# WHAT IS REQUIRED
Copy out all lines of the records in which the word "quibufdam" appears.

# DATA RECORDS
────────────────────────────────────────
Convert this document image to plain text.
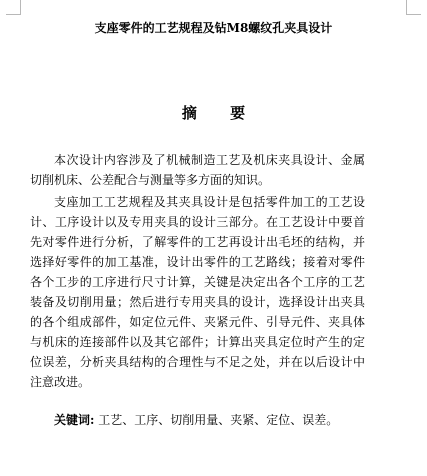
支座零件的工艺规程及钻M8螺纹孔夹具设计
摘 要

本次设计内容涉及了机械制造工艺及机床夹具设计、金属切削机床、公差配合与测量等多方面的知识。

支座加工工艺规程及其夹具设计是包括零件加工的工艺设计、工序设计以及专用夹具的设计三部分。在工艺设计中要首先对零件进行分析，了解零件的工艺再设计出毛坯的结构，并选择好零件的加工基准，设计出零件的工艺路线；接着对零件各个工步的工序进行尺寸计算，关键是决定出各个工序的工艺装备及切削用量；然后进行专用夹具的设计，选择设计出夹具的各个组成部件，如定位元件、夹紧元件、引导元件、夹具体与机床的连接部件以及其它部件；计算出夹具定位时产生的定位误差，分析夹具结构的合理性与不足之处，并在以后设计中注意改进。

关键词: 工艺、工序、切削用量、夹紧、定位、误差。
────────────────────────────────────────
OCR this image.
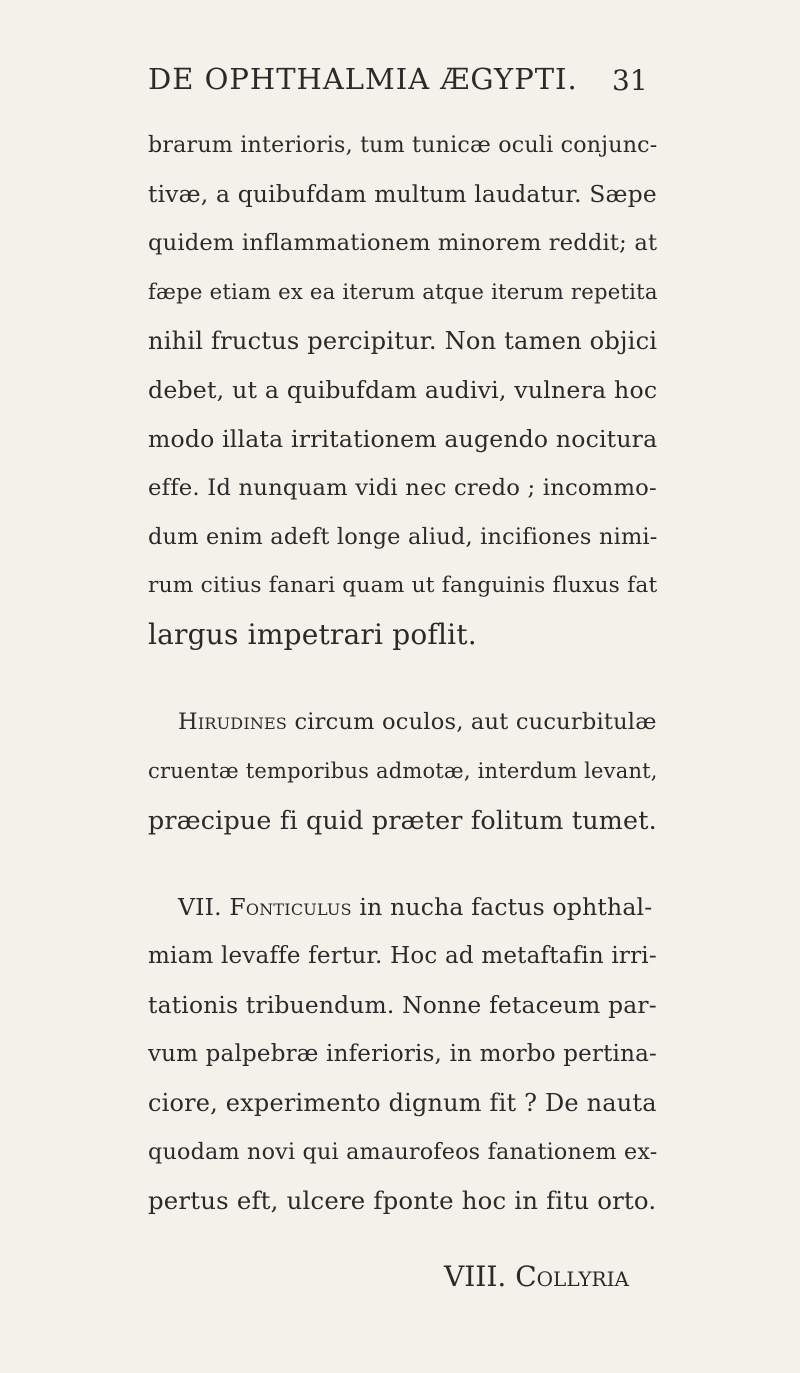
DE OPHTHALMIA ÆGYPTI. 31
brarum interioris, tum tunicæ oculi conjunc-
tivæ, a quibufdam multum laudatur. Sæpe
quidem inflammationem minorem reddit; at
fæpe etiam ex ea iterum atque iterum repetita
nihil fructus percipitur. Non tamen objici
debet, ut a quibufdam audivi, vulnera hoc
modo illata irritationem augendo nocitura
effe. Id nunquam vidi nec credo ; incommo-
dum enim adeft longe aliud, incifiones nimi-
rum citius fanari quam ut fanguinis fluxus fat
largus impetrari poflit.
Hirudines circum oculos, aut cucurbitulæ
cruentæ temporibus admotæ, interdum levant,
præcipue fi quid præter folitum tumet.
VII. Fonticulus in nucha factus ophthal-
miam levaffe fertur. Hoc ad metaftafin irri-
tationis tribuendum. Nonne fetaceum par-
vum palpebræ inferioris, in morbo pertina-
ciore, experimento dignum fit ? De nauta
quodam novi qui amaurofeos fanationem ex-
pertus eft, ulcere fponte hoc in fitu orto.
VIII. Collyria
────────────────────────────────────────
# THE COMPLETED TASK
tivæ, a quibufdam multum laudatur. Sæpe
debet, ut a quibufdam audivi, vulnera hoc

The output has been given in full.